PROBLEM DESCRIPTION —
Copy out, unchanged, everything in the records from the line containing "enter-properties-label[interactable]: Enter Properties" down to the line containing "table-row[interactable]: Eccentricity in y", both of those lines included.

Extracted data entries:
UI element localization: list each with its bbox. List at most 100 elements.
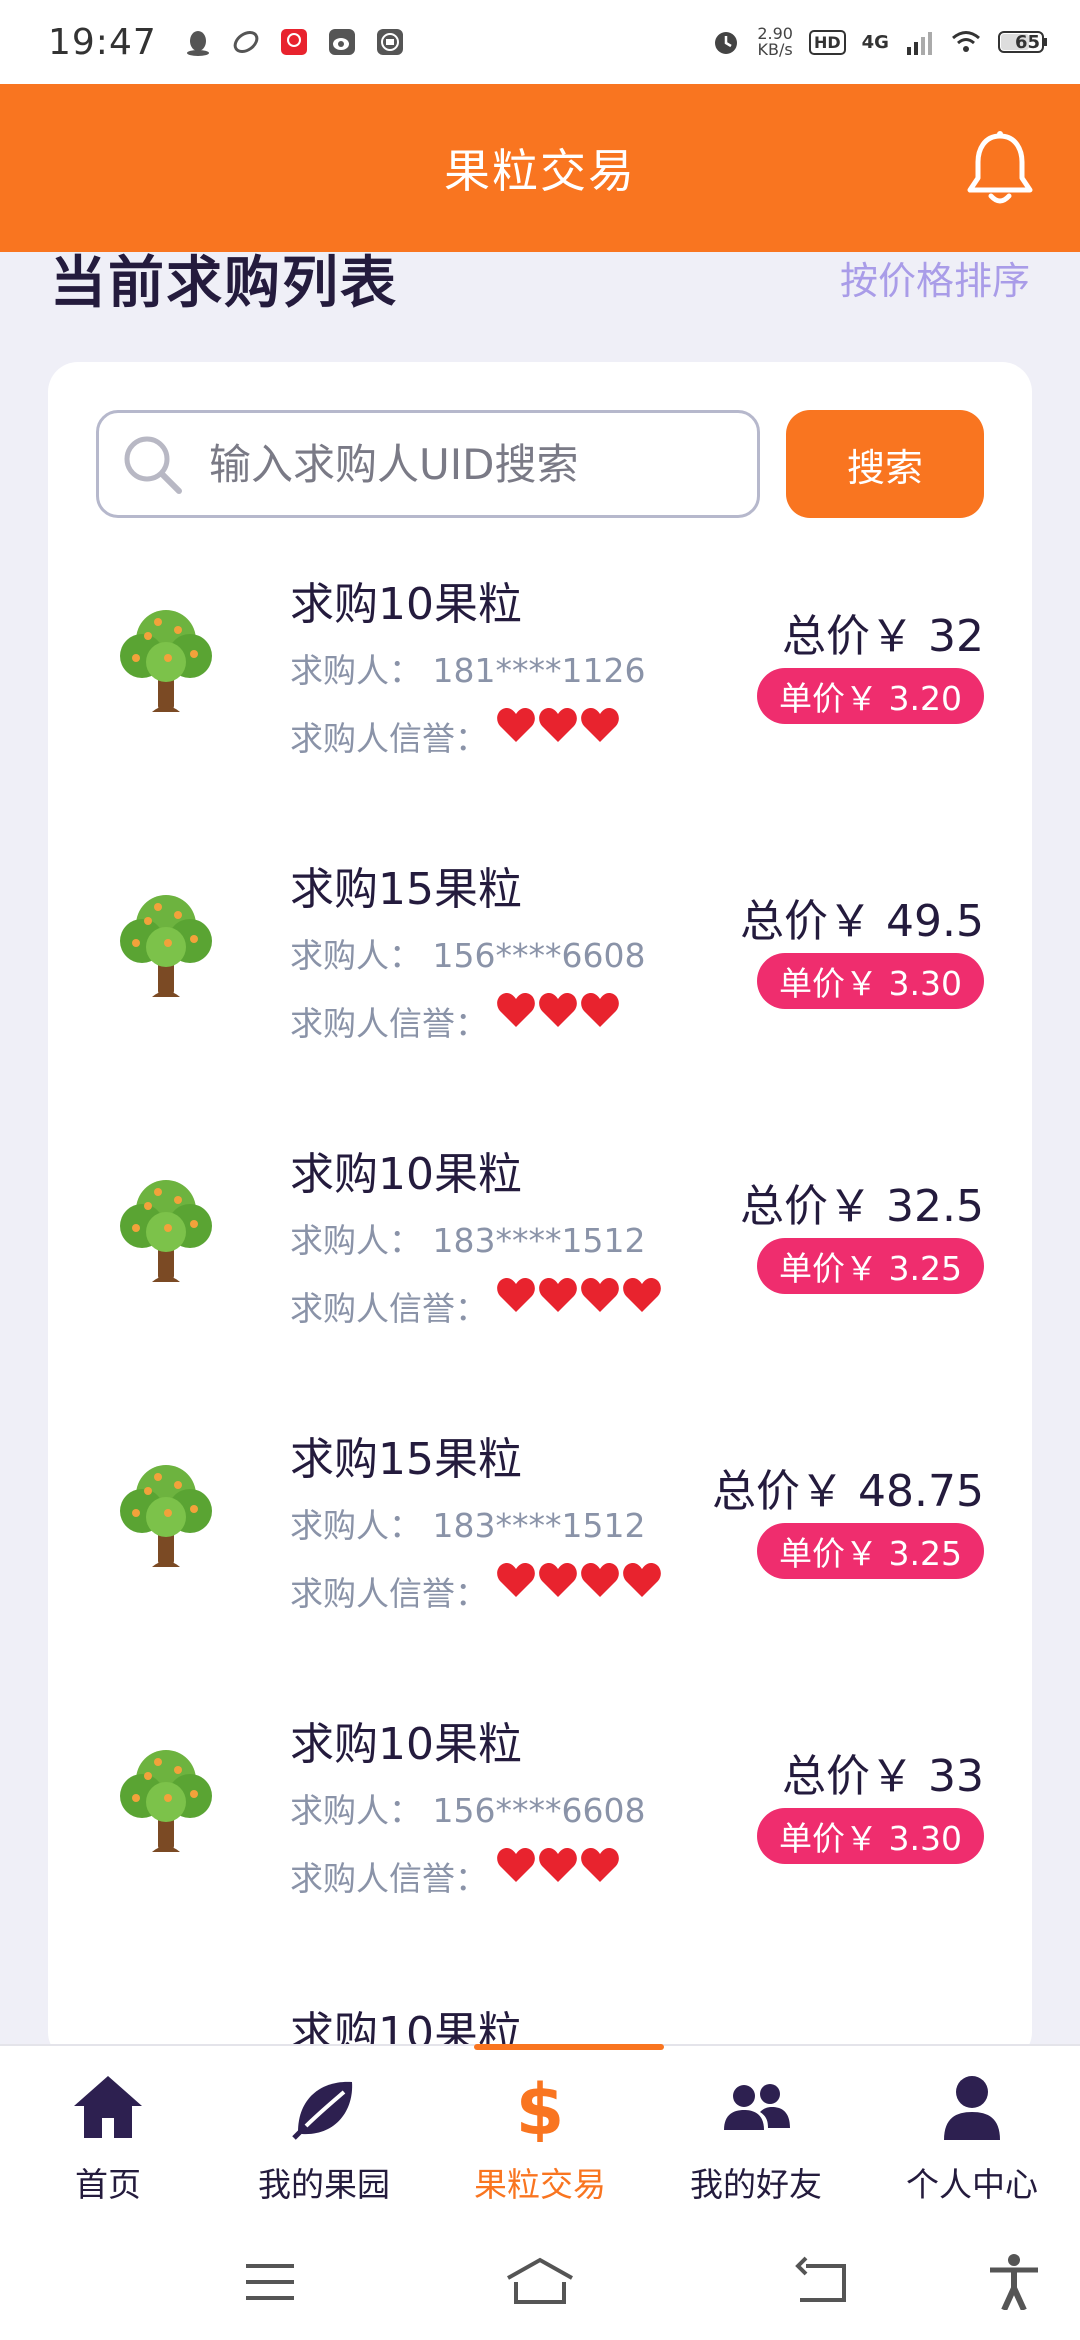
home-button-icon[interactable] (504, 2254, 576, 2310)
system-indicators: 2.90 KB/s HD 4G 65 (711, 26, 1047, 58)
heart-icon (581, 993, 619, 1027)
network-type: 4G (861, 31, 889, 53)
bell-icon[interactable] (964, 128, 1036, 208)
unit-price-badge: 单价￥ 3.20 (757, 668, 984, 724)
tree-icon (120, 1465, 212, 1567)
reputation-hearts (496, 991, 620, 1029)
reputation-hearts (496, 1276, 662, 1314)
nav-label: 果粒交易 (474, 2165, 606, 2204)
nav-label: 个人中心 (906, 2165, 1038, 2204)
order-list: 求购10果粒 求购人： 181****1126 求购人信誉： 总价￥ 32 单价… (48, 552, 1032, 2062)
heart-icon (539, 1278, 577, 1312)
order-title: 求购10果粒 (290, 1149, 522, 1200)
unit-price-badge: 单价￥ 3.30 (757, 1808, 984, 1864)
buyer-id: 求购人： 156****6608 (290, 936, 646, 975)
news-app-icon (376, 29, 403, 55)
order-item[interactable]: 求购10果粒 求购人： 156****6608 求购人信誉： 总价￥ 33 单价… (48, 1692, 1032, 1977)
nav-friends[interactable]: 我的好友 (648, 2046, 864, 2224)
order-title: 求购10果粒 (290, 1719, 522, 1770)
dollar-icon: $ (516, 2072, 565, 2142)
heart-icon (539, 708, 577, 742)
heart-icon (581, 1848, 619, 1882)
total-price: 总价￥ 33 (782, 1751, 984, 1802)
wifi-icon (951, 31, 980, 52)
accessibility-icon[interactable] (984, 2254, 1044, 2310)
orders-card: 搜索 求购10果粒 求购人： 181****1126 求购人信誉： (48, 362, 1032, 2062)
reputation-label: 求购人信誉： (290, 1004, 488, 1043)
order-title: 求购15果粒 (290, 1434, 522, 1485)
reputation-label: 求购人信誉： (290, 719, 488, 758)
heart-icon (581, 1563, 619, 1597)
reputation-label: 求购人信誉： (290, 1289, 488, 1328)
person-icon (944, 2076, 1000, 2140)
search-icon (124, 436, 182, 494)
tree-icon (120, 1180, 212, 1282)
search-button[interactable]: 搜索 (786, 410, 984, 518)
signal-icon (906, 32, 932, 55)
leaf-icon (292, 2081, 353, 2140)
bottom-nav: 首页 我的果园 $ 果粒交易 我的好友 个人中心 (0, 2044, 1080, 2224)
order-item[interactable]: 求购15果粒 求购人： 183****1512 求购人信誉： 总价￥ 48.75… (48, 1407, 1032, 1692)
reputation-hearts (496, 1561, 662, 1599)
total-price: 总价￥ 48.75 (712, 1466, 984, 1517)
page-title: 果粒交易 (444, 144, 636, 198)
heart-icon (581, 708, 619, 742)
menu-icon[interactable] (240, 2254, 300, 2310)
heart-icon (623, 1563, 661, 1597)
heart-icon (497, 708, 535, 742)
reputation-hearts (496, 706, 620, 744)
nav-profile[interactable]: 个人中心 (864, 2046, 1080, 2224)
nav-orchard[interactable]: 我的果园 (216, 2046, 432, 2224)
order-item[interactable]: 求购15果粒 求购人： 156****6608 求购人信誉： 总价￥ 49.5 … (48, 837, 1032, 1122)
app-screen: 19:47 2.90 KB/s HD 4G 65 果粒交易 当前求购列表 按价格… (0, 0, 1080, 2340)
total-price: 总价￥ 32 (782, 611, 984, 662)
heart-icon (539, 1563, 577, 1597)
unit-price-badge: 单价￥ 3.25 (757, 1238, 984, 1294)
tree-icon (120, 895, 212, 997)
heart-icon (539, 993, 577, 1027)
status-bar: 19:47 2.90 KB/s HD 4G 65 (0, 0, 1080, 84)
nav-label: 我的果园 (258, 2165, 390, 2204)
heart-icon (497, 1848, 535, 1882)
heart-icon (497, 1563, 535, 1597)
battery-indicator: 65 (997, 26, 1047, 58)
order-item[interactable]: 求购10果粒 求购人： 183****1512 求购人信誉： 总价￥ 32.5 … (48, 1122, 1032, 1407)
heart-icon (623, 1278, 661, 1312)
network-speed-unit: KB/s (757, 40, 793, 59)
buyer-id: 求购人： 156****6608 (290, 1791, 646, 1830)
back-icon[interactable] (792, 2254, 852, 2310)
leaf-app-icon (233, 30, 259, 54)
system-nav-bar (0, 2224, 1080, 2340)
buyer-id: 求购人： 183****1512 (290, 1221, 646, 1260)
battery-level: 65 (1014, 31, 1040, 53)
svg-text:$: $ (516, 2072, 565, 2142)
shopping-app-icon (280, 29, 307, 55)
reputation-label: 求购人信誉： (290, 1859, 488, 1898)
nav-trade[interactable]: $ 果粒交易 (432, 2044, 664, 2224)
friends-icon (724, 2084, 790, 2130)
heart-icon (497, 993, 535, 1027)
hd-badge: HD (808, 29, 846, 55)
active-tab-indicator (474, 2044, 664, 2050)
home-icon (74, 2076, 142, 2138)
heart-icon (497, 1278, 535, 1312)
reputation-hearts (496, 1846, 620, 1884)
nav-label: 我的好友 (690, 2165, 822, 2204)
sort-by-price-link[interactable]: 按价格排序 (840, 250, 1030, 305)
order-item[interactable]: 求购10果粒 求购人： 181****1126 求购人信誉： 总价￥ 32 单价… (48, 552, 1032, 837)
reputation-label: 求购人信誉： (290, 1574, 488, 1613)
search-input[interactable] (209, 439, 689, 489)
qq-icon (186, 31, 209, 56)
network-speed: 2.90 KB/s (757, 26, 793, 58)
nav-home[interactable]: 首页 (0, 2046, 216, 2224)
tree-icon (120, 1750, 212, 1852)
unit-price-badge: 单价￥ 3.30 (757, 953, 984, 1009)
status-time: 19:47 (48, 21, 157, 63)
search-field[interactable] (96, 410, 760, 518)
heart-icon (539, 1848, 577, 1882)
app-header: 果粒交易 (0, 84, 1080, 252)
total-price: 总价￥ 49.5 (740, 896, 984, 947)
order-title: 求购15果粒 (290, 864, 522, 915)
nav-label: 首页 (75, 2165, 141, 2204)
buyer-id: 求购人： 181****1126 (290, 651, 646, 690)
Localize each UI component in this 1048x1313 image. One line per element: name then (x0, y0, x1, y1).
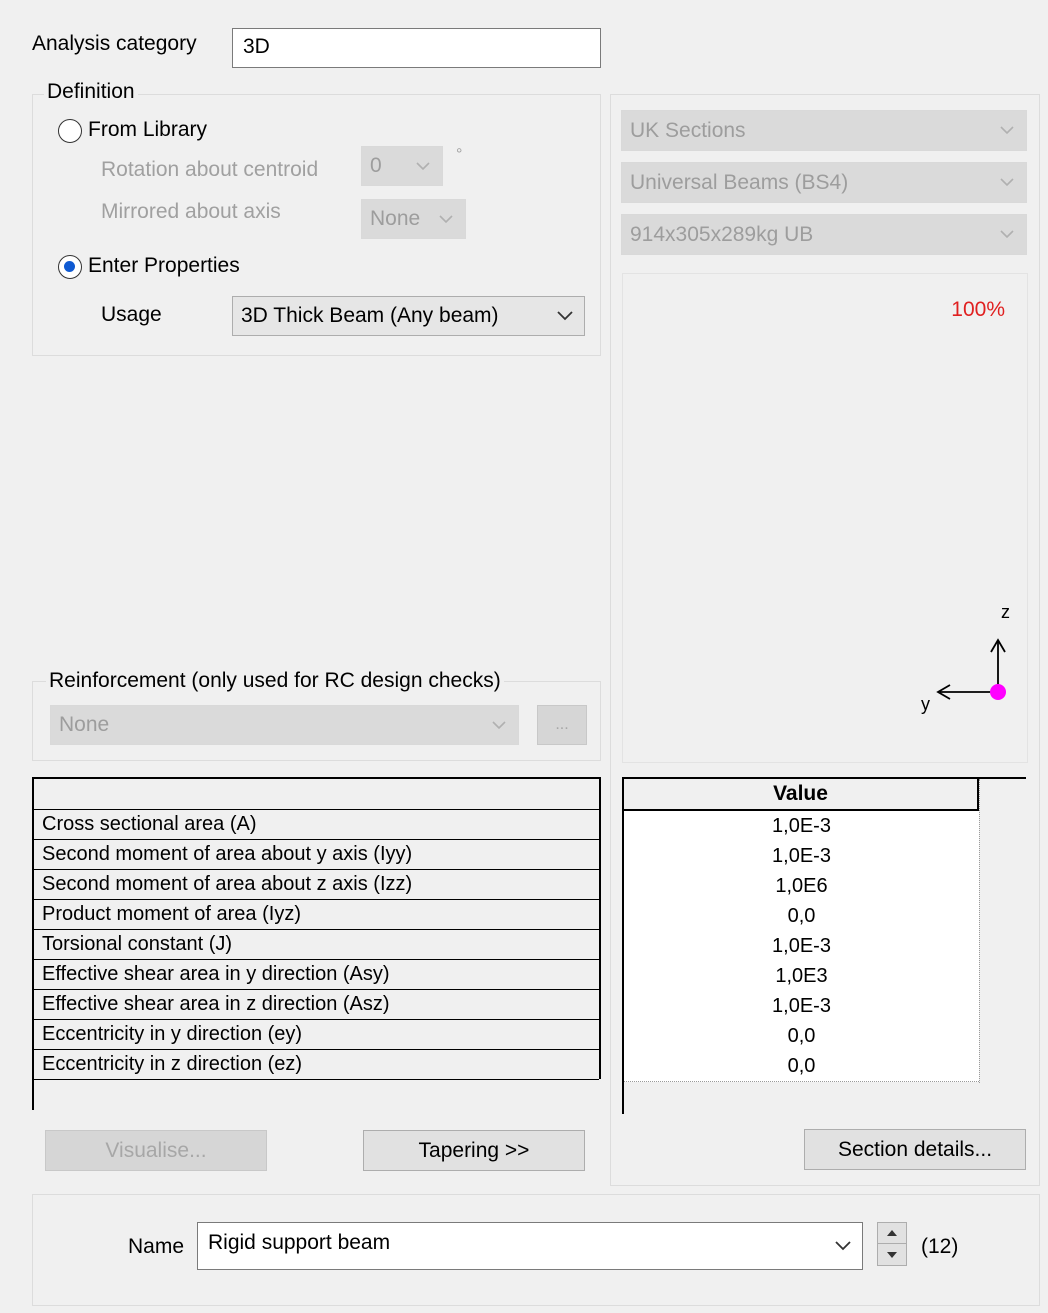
enter-properties-label[interactable]: Enter Properties (88, 254, 240, 278)
chevron-down-icon (996, 111, 1018, 150)
zoom-label: 100% (951, 298, 1005, 321)
axis-z-label: z (1001, 602, 1010, 622)
usage-value: 3D Thick Beam (Any beam) (241, 304, 499, 327)
chevron-down-icon (554, 297, 576, 335)
reinforcement-legend: Reinforcement (only used for RC design c… (46, 669, 504, 693)
section-value: 914x305x289kg UB (630, 222, 814, 246)
table-cell-value[interactable]: 0,0 (624, 1051, 979, 1082)
tapering-button[interactable]: Tapering >> (363, 1130, 585, 1171)
table-cell-value[interactable]: 0,0 (624, 901, 979, 932)
rotation-value: 0 (370, 154, 382, 177)
table-row[interactable]: Eccentricity in y direction (ey) (34, 1019, 599, 1050)
section-details-button[interactable]: Section details... (804, 1129, 1026, 1170)
chevron-down-icon (488, 706, 510, 744)
visualise-button[interactable]: Visualise... (45, 1130, 267, 1171)
table-row[interactable]: Effective shear area in y direction (Asy… (34, 959, 599, 990)
from-library-radio[interactable] (58, 119, 82, 143)
mirrored-value: None (370, 207, 421, 230)
table-cell-value[interactable]: 1,0E-3 (624, 811, 979, 842)
usage-select[interactable]: 3D Thick Beam (Any beam) (232, 296, 585, 336)
reinforcement-value: None (59, 713, 110, 736)
degree-symbol: ° (456, 146, 463, 163)
chevron-down-icon[interactable] (832, 1223, 854, 1269)
name-value: Rigid support beam (208, 1231, 391, 1254)
table-cell-value[interactable]: 1,0E-3 (624, 841, 979, 872)
table-cell-value[interactable]: 0,0 (624, 1021, 979, 1052)
spin-up-icon[interactable] (878, 1223, 906, 1244)
family-select[interactable]: Universal Beams (BS4) (621, 162, 1027, 203)
table-row[interactable]: Cross sectional area (A) (34, 809, 599, 840)
from-library-label[interactable]: From Library (88, 118, 207, 142)
chevron-down-icon (996, 215, 1018, 254)
catalogue-select[interactable]: UK Sections (621, 110, 1027, 151)
table-cell-value[interactable]: 1,0E-3 (624, 991, 979, 1022)
definition-legend: Definition (44, 80, 138, 104)
table-cell-value[interactable]: 1,0E3 (624, 961, 979, 992)
reinforcement-browse-button[interactable]: ... (537, 705, 587, 745)
family-value: Universal Beams (BS4) (630, 170, 849, 194)
table-row[interactable]: Eccentricity in z direction (ez) (34, 1049, 599, 1080)
analysis-category-field[interactable]: 3D (232, 28, 601, 68)
chevron-down-icon (996, 163, 1018, 202)
table-cell-value[interactable]: 1,0E6 (624, 871, 979, 902)
section-select[interactable]: 914x305x289kg UB (621, 214, 1027, 255)
property-header-cell (34, 779, 599, 810)
rotation-select[interactable]: 0 (361, 146, 443, 186)
table-row[interactable]: Second moment of area about z axis (Izz) (34, 869, 599, 900)
name-combobox[interactable]: Rigid support beam (197, 1222, 863, 1270)
axis-y-label: y (921, 694, 930, 714)
mirrored-select[interactable]: None (361, 199, 466, 239)
name-count: (12) (921, 1235, 959, 1258)
mirrored-label: Mirrored about axis (101, 200, 281, 223)
name-spinner[interactable] (877, 1222, 907, 1266)
analysis-category-label: Analysis category (32, 32, 197, 55)
table-row[interactable]: Product moment of area (Iyz) (34, 899, 599, 930)
table-row[interactable]: Second moment of area about y axis (Iyy) (34, 839, 599, 870)
table-row[interactable]: Torsional constant (J) (34, 929, 599, 960)
table-row[interactable]: Effective shear area in z direction (Asz… (34, 989, 599, 1020)
table-cell-value[interactable]: 1,0E-3 (624, 931, 979, 962)
name-label: Name (128, 1235, 185, 1258)
usage-label: Usage (101, 303, 162, 326)
spin-down-icon[interactable] (878, 1244, 906, 1265)
catalogue-value: UK Sections (630, 118, 746, 142)
property-values-grid: Value 1,0E-3 1,0E-3 1,0E6 0,0 1,0E-3 1,0E3 1,0… (622, 777, 1026, 1114)
chevron-down-icon (435, 200, 457, 238)
enter-properties-radio[interactable] (58, 255, 82, 279)
reinforcement-select[interactable]: None (50, 705, 519, 745)
rotation-label: Rotation about centroid (101, 158, 319, 181)
value-column-header: Value (624, 779, 979, 811)
chevron-down-icon (412, 147, 434, 185)
section-preview-panel: 100% z y (622, 273, 1028, 763)
property-names-grid: Cross sectional area (A) Second moment of… (32, 777, 601, 1110)
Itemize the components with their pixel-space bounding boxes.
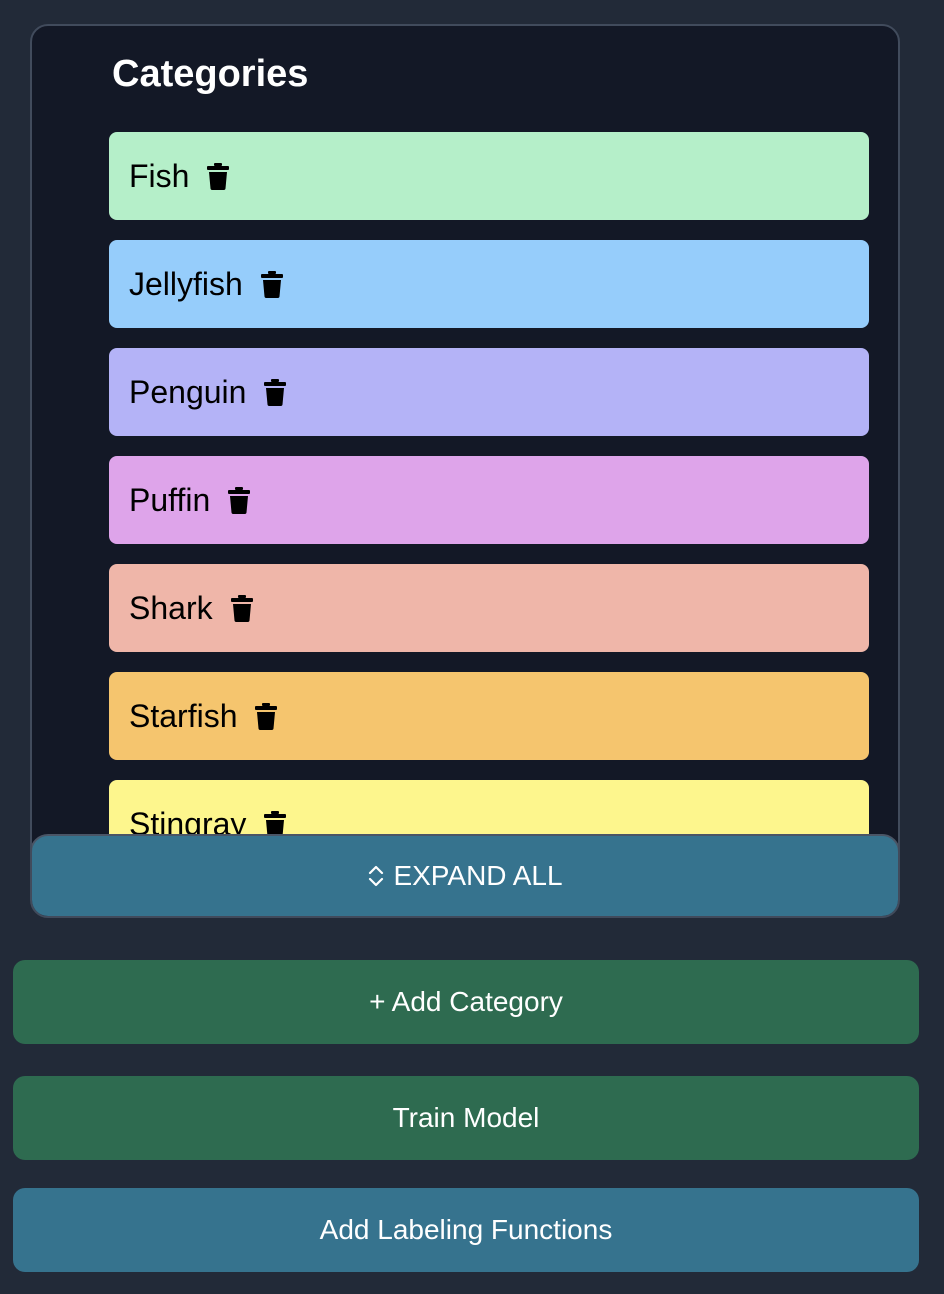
trash-icon[interactable]: [264, 810, 287, 834]
category-label: Jellyfish: [129, 266, 243, 302]
category-item-puffin[interactable]: Puffin: [109, 456, 869, 544]
category-item-shark[interactable]: Shark: [109, 564, 869, 652]
trash-icon[interactable]: [264, 378, 287, 406]
chevron-up-down-icon: [367, 862, 385, 890]
category-label: Stingray: [129, 806, 247, 834]
trash-icon[interactable]: [260, 270, 283, 298]
category-item-stingray[interactable]: Stingray: [109, 780, 869, 834]
category-label: Puffin: [129, 482, 211, 518]
panel-title: Categories: [112, 53, 309, 95]
category-item-jellyfish[interactable]: Jellyfish: [109, 240, 869, 328]
expand-all-label: EXPAND ALL: [393, 860, 563, 891]
category-item-fish[interactable]: Fish: [109, 132, 869, 220]
trash-icon[interactable]: [207, 162, 230, 190]
add-labeling-functions-button[interactable]: Add Labeling Functions: [13, 1188, 919, 1272]
categories-panel: Categories Fish Jellyfish Penguin Puffin…: [30, 24, 900, 918]
trash-icon[interactable]: [230, 594, 253, 622]
category-item-starfish[interactable]: Starfish: [109, 672, 869, 760]
page: Categories Fish Jellyfish Penguin Puffin…: [0, 0, 944, 1294]
expand-all-button[interactable]: EXPAND ALL: [32, 834, 898, 916]
category-list[interactable]: Fish Jellyfish Penguin Puffin Shark Star…: [109, 132, 869, 834]
category-label: Starfish: [129, 698, 238, 734]
add-category-button[interactable]: + Add Category: [13, 960, 919, 1044]
category-label: Shark: [129, 590, 213, 626]
category-label: Fish: [129, 158, 190, 194]
category-item-penguin[interactable]: Penguin: [109, 348, 869, 436]
category-label: Penguin: [129, 374, 247, 410]
trash-icon[interactable]: [228, 486, 251, 514]
trash-icon[interactable]: [255, 702, 278, 730]
train-model-button[interactable]: Train Model: [13, 1076, 919, 1160]
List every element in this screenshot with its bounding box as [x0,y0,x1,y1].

WRITTEN SOLUTION —
enter-properties-label[interactable]: Enter Properties (88, 254, 240, 278)
chevron-down-icon (996, 111, 1018, 150)
zoom-label: 100% (951, 298, 1005, 321)
axis-z-label: z (1001, 602, 1010, 622)
usage-value: 3D Thick Beam (Any beam) (241, 304, 499, 327)
chevron-down-icon (554, 297, 576, 335)
reinforcement-legend: Reinforcement (only used for RC design c… (46, 669, 504, 693)
section-value: 914x305x289kg UB (630, 222, 814, 246)
table-cell-value[interactable]: 0,0 (624, 1051, 979, 1082)
tapering-button[interactable]: Tapering >> (363, 1130, 585, 1171)
table-cell-value[interactable]: 0,0 (624, 901, 979, 932)
rotation-value: 0 (370, 154, 382, 177)
table-row[interactable]: Eccentricity in y direction (ey) (34, 1019, 599, 1050)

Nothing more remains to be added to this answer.